Records from a collection of figures
_ _ _ _ _ _ _

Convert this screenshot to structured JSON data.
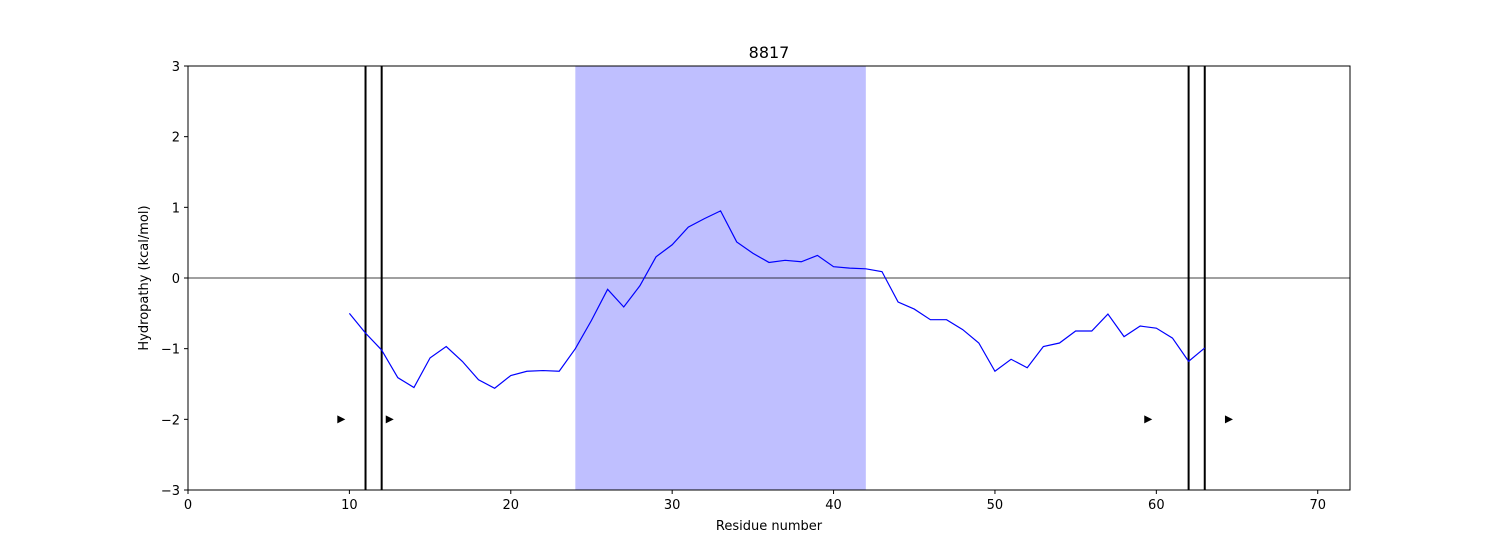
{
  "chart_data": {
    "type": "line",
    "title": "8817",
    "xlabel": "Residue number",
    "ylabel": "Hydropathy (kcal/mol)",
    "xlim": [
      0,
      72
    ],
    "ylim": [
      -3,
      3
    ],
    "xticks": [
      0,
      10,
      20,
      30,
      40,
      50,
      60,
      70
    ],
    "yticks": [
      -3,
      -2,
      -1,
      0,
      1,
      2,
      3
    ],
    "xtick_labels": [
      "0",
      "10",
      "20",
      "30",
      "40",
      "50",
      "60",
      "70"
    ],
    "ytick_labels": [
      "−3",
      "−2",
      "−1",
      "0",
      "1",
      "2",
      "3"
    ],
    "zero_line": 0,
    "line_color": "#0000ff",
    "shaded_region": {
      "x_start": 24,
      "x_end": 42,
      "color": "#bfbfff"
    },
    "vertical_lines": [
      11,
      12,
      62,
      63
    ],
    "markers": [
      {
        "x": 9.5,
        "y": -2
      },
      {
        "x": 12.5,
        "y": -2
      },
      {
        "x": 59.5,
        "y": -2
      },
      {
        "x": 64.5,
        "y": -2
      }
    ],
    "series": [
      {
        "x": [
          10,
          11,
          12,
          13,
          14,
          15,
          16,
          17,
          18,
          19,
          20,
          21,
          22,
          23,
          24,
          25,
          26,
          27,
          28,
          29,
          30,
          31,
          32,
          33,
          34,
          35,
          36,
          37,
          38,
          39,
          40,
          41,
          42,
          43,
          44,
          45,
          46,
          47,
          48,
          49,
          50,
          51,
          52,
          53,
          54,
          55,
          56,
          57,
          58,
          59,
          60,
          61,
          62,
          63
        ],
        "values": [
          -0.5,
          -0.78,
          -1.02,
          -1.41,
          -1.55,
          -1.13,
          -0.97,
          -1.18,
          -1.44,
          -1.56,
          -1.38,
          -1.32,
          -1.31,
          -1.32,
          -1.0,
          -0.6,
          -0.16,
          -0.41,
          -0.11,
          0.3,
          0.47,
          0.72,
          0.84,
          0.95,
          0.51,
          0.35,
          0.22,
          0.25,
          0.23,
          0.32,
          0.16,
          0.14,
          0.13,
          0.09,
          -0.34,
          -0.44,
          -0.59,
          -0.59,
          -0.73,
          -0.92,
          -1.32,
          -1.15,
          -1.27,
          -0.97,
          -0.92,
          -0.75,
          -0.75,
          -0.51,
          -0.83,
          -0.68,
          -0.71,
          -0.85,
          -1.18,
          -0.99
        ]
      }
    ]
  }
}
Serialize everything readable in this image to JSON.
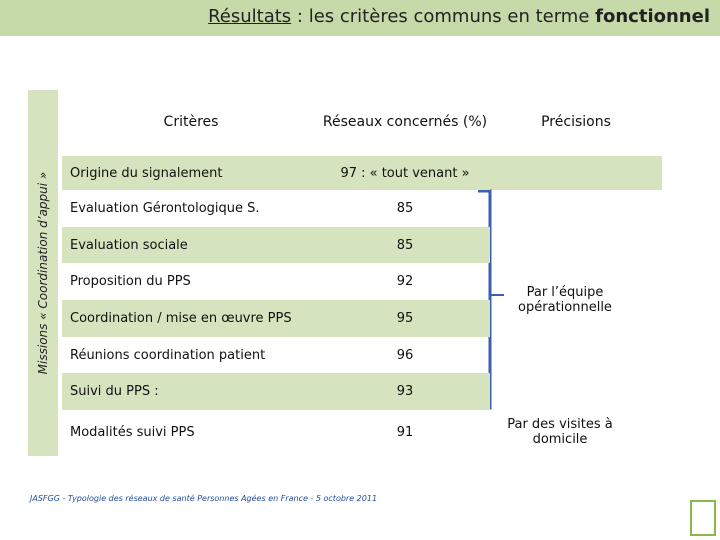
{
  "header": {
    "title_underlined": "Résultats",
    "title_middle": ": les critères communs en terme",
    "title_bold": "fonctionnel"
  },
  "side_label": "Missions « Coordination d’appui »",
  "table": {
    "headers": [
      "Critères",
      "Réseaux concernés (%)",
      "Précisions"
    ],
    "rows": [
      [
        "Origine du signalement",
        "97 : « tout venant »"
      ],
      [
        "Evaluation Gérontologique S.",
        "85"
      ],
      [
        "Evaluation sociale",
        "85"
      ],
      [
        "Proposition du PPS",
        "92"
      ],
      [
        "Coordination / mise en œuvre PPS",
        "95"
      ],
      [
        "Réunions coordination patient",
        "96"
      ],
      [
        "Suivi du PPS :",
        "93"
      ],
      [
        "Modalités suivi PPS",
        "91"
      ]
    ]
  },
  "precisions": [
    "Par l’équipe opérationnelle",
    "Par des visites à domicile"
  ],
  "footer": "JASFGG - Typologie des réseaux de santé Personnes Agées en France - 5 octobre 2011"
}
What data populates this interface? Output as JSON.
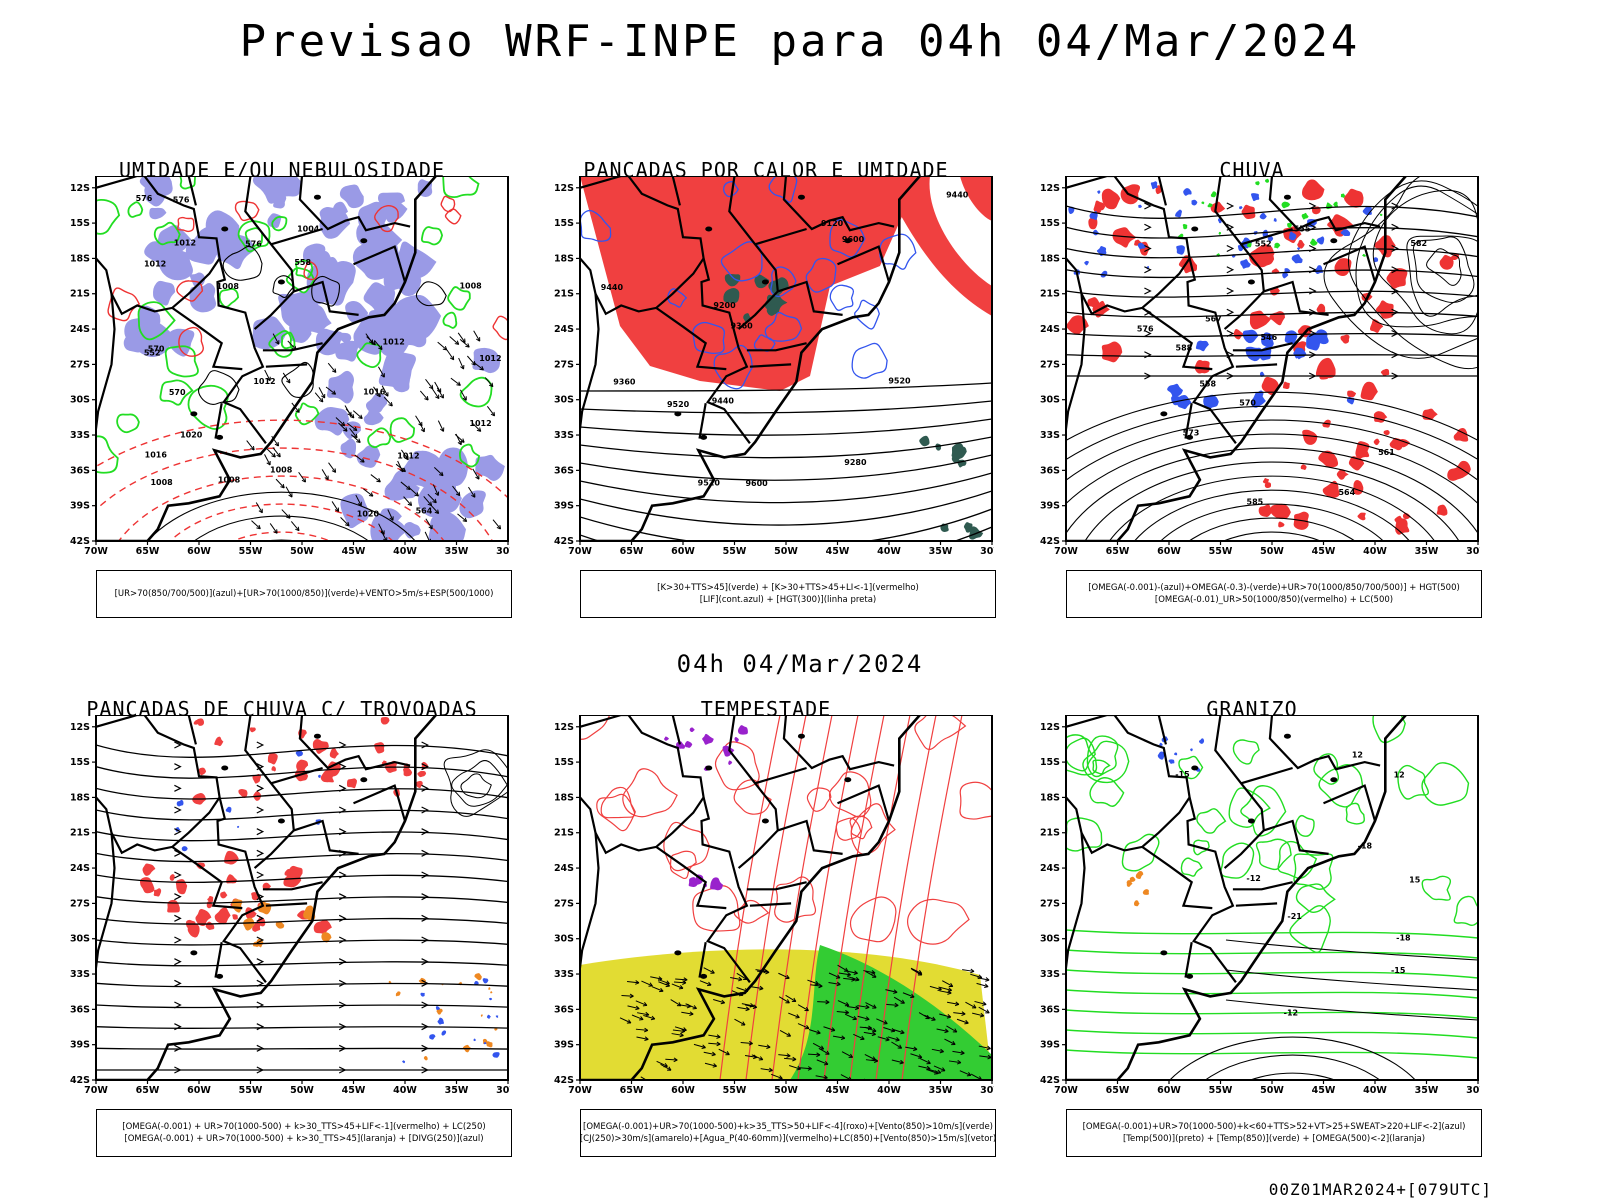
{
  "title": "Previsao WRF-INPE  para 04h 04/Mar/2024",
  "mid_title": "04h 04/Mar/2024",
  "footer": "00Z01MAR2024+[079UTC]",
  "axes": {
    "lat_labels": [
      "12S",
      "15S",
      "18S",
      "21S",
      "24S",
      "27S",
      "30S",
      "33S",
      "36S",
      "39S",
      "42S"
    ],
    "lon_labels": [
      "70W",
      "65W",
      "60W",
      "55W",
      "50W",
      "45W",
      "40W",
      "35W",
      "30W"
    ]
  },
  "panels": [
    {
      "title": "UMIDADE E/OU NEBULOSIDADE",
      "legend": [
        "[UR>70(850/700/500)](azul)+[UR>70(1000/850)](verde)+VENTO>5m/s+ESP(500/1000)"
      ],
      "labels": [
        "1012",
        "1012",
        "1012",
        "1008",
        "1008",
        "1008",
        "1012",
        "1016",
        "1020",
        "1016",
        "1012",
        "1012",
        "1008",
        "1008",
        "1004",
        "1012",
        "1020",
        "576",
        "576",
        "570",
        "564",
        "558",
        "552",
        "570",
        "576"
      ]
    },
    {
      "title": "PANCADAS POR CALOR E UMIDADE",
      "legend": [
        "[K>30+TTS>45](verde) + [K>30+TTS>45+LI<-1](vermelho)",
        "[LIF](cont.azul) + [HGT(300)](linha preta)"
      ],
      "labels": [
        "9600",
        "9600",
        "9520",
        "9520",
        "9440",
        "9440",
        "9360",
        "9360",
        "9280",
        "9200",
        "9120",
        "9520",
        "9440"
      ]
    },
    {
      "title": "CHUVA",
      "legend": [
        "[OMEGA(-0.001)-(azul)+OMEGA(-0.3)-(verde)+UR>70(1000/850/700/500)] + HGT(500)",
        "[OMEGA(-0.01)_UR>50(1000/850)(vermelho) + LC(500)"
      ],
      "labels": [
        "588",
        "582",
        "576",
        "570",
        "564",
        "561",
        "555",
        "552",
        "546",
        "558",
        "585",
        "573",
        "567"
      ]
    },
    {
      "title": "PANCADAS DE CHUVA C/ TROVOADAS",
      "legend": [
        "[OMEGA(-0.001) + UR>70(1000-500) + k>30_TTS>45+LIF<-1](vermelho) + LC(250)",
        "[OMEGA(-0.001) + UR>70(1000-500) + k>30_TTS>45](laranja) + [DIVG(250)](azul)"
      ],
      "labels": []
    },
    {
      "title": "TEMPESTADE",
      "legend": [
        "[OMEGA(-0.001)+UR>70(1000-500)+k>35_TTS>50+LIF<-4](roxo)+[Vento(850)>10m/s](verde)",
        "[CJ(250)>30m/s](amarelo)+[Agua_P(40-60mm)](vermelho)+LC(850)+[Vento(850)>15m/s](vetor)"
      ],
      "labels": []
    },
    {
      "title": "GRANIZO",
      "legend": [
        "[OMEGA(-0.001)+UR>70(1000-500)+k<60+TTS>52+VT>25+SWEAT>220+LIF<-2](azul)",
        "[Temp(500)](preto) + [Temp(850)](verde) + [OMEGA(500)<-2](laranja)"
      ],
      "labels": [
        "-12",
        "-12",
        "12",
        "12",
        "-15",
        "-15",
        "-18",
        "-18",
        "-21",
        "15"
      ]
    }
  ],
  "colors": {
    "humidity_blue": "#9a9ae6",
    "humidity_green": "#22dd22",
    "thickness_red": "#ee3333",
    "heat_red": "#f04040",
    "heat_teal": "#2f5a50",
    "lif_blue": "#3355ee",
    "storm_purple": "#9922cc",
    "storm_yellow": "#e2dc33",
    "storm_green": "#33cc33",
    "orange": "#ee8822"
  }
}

_ _ _ _ _ _ _

## WORK INSTRUCTIONS
Except for the pictures, copy the material above exactly.

## SOLUTION
Convert this screenshot to structured JSON data.
{
  "chart_data": {
    "type": "line",
    "title": "8817",
    "xlabel": "Residue number",
    "ylabel": "Hydropathy (kcal/mol)",
    "xlim": [
      0,
      72
    ],
    "ylim": [
      -3,
      3
    ],
    "xticks": [
      0,
      10,
      20,
      30,
      40,
      50,
      60,
      70
    ],
    "yticks": [
      -3,
      -2,
      -1,
      0,
      1,
      2,
      3
    ],
    "xtick_labels": [
      "0",
      "10",
      "20",
      "30",
      "40",
      "50",
      "60",
      "70"
    ],
    "ytick_labels": [
      "−3",
      "−2",
      "−1",
      "0",
      "1",
      "2",
      "3"
    ],
    "zero_line": 0,
    "line_color": "#0000ff",
    "shaded_region": {
      "x_start": 24,
      "x_end": 42,
      "color": "#bfbfff"
    },
    "vertical_lines": [
      11,
      12,
      62,
      63
    ],
    "markers": [
      {
        "x": 9.5,
        "y": -2
      },
      {
        "x": 12.5,
        "y": -2
      },
      {
        "x": 59.5,
        "y": -2
      },
      {
        "x": 64.5,
        "y": -2
      }
    ],
    "series": [
      {
        "x": [
          10,
          11,
          12,
          13,
          14,
          15,
          16,
          17,
          18,
          19,
          20,
          21,
          22,
          23,
          24,
          25,
          26,
          27,
          28,
          29,
          30,
          31,
          32,
          33,
          34,
          35,
          36,
          37,
          38,
          39,
          40,
          41,
          42,
          43,
          44,
          45,
          46,
          47,
          48,
          49,
          50,
          51,
          52,
          53,
          54,
          55,
          56,
          57,
          58,
          59,
          60,
          61,
          62,
          63
        ],
        "values": [
          -0.5,
          -0.78,
          -1.02,
          -1.41,
          -1.55,
          -1.13,
          -0.97,
          -1.18,
          -1.44,
          -1.56,
          -1.38,
          -1.32,
          -1.31,
          -1.32,
          -1.0,
          -0.6,
          -0.16,
          -0.41,
          -0.11,
          0.3,
          0.47,
          0.72,
          0.84,
          0.95,
          0.51,
          0.35,
          0.22,
          0.25,
          0.23,
          0.32,
          0.16,
          0.14,
          0.13,
          0.09,
          -0.34,
          -0.44,
          -0.59,
          -0.59,
          -0.73,
          -0.92,
          -1.32,
          -1.15,
          -1.27,
          -0.97,
          -0.92,
          -0.75,
          -0.75,
          -0.51,
          -0.83,
          -0.68,
          -0.71,
          -0.85,
          -1.18,
          -0.99
        ]
      }
    ]
  }
}
Serialize everything readable in this image to JSON.
{
  "header": {
    "title_underlined": "Résultats",
    "title_middle": ": les critères communs en terme",
    "title_bold": "fonctionnel"
  },
  "side_label": "Missions « Coordination d’appui »",
  "table": {
    "headers": [
      "Critères",
      "Réseaux concernés (%)",
      "Précisions"
    ],
    "rows": [
      [
        "Origine du signalement",
        "97 : « tout venant »"
      ],
      [
        "Evaluation Gérontologique S.",
        "85"
      ],
      [
        "Evaluation sociale",
        "85"
      ],
      [
        "Proposition du PPS",
        "92"
      ],
      [
        "Coordination / mise en œuvre PPS",
        "95"
      ],
      [
        "Réunions coordination patient",
        "96"
      ],
      [
        "Suivi du PPS :",
        "93"
      ],
      [
        "Modalités suivi PPS",
        "91"
      ]
    ]
  },
  "precisions": [
    "Par l’équipe opérationnelle",
    "Par des visites à domicile"
  ],
  "footer": "JASFGG - Typologie des réseaux de santé Personnes Agées en France - 5 octobre 2011"
}
What data populates this interface? Output as JSON.
{
  "title": "Previsao WRF-INPE  para 04h 04/Mar/2024",
  "mid_title": "04h 04/Mar/2024",
  "footer": "00Z01MAR2024+[079UTC]",
  "axes": {
    "lat_labels": [
      "12S",
      "15S",
      "18S",
      "21S",
      "24S",
      "27S",
      "30S",
      "33S",
      "36S",
      "39S",
      "42S"
    ],
    "lon_labels": [
      "70W",
      "65W",
      "60W",
      "55W",
      "50W",
      "45W",
      "40W",
      "35W",
      "30W"
    ]
  },
  "panels": [
    {
      "title": "UMIDADE E/OU NEBULOSIDADE",
      "legend": [
        "[UR>70(850/700/500)](azul)+[UR>70(1000/850)](verde)+VENTO>5m/s+ESP(500/1000)"
      ],
      "labels": [
        "1012",
        "1012",
        "1012",
        "1008",
        "1008",
        "1008",
        "1012",
        "1016",
        "1020",
        "1016",
        "1012",
        "1012",
        "1008",
        "1008",
        "1004",
        "1012",
        "1020",
        "576",
        "576",
        "570",
        "564",
        "558",
        "552",
        "570",
        "576"
      ]
    },
    {
      "title": "PANCADAS POR CALOR E UMIDADE",
      "legend": [
        "[K>30+TTS>45](verde) + [K>30+TTS>45+LI<-1](vermelho)",
        "[LIF](cont.azul) + [HGT(300)](linha preta)"
      ],
      "labels": [
        "9600",
        "9600",
        "9520",
        "9520",
        "9440",
        "9440",
        "9360",
        "9360",
        "9280",
        "9200",
        "9120",
        "9520",
        "9440"
      ]
    },
    {
      "title": "CHUVA",
      "legend": [
        "[OMEGA(-0.001)-(azul)+OMEGA(-0.3)-(verde)+UR>70(1000/850/700/500)] + HGT(500)",
        "[OMEGA(-0.01)_UR>50(1000/850)(vermelho) + LC(500)"
      ],
      "labels": [
        "588",
        "582",
        "576",
        "570",
        "564",
        "561",
        "555",
        "552",
        "546",
        "558",
        "585",
        "573",
        "567"
      ]
    },
    {
      "title": "PANCADAS DE CHUVA C/ TROVOADAS",
      "legend": [
        "[OMEGA(-0.001) + UR>70(1000-500) + k>30_TTS>45+LIF<-1](vermelho) + LC(250)",
        "[OMEGA(-0.001) + UR>70(1000-500) + k>30_TTS>45](laranja) + [DIVG(250)](azul)"
      ],
      "labels": []
    },
    {
      "title": "TEMPESTADE",
      "legend": [
        "[OMEGA(-0.001)+UR>70(1000-500)+k>35_TTS>50+LIF<-4](roxo)+[Vento(850)>10m/s](verde)",
        "[CJ(250)>30m/s](amarelo)+[Agua_P(40-60mm)](vermelho)+LC(850)+[Vento(850)>15m/s](vetor)"
      ],
      "labels": []
    },
    {
      "title": "GRANIZO",
      "legend": [
        "[OMEGA(-0.001)+UR>70(1000-500)+k<60+TTS>52+VT>25+SWEAT>220+LIF<-2](azul)",
        "[Temp(500)](preto) + [Temp(850)](verde) + [OMEGA(500)<-2](laranja)"
      ],
      "labels": [
        "-12",
        "-12",
        "12",
        "12",
        "-15",
        "-15",
        "-18",
        "-18",
        "-21",
        "15"
      ]
    }
  ],
  "colors": {
    "humidity_blue": "#9a9ae6",
    "humidity_green": "#22dd22",
    "thickness_red": "#ee3333",
    "heat_red": "#f04040",
    "heat_teal": "#2f5a50",
    "lif_blue": "#3355ee",
    "storm_purple": "#9922cc",
    "storm_yellow": "#e2dc33",
    "storm_green": "#33cc33",
    "orange": "#ee8822"
  }
}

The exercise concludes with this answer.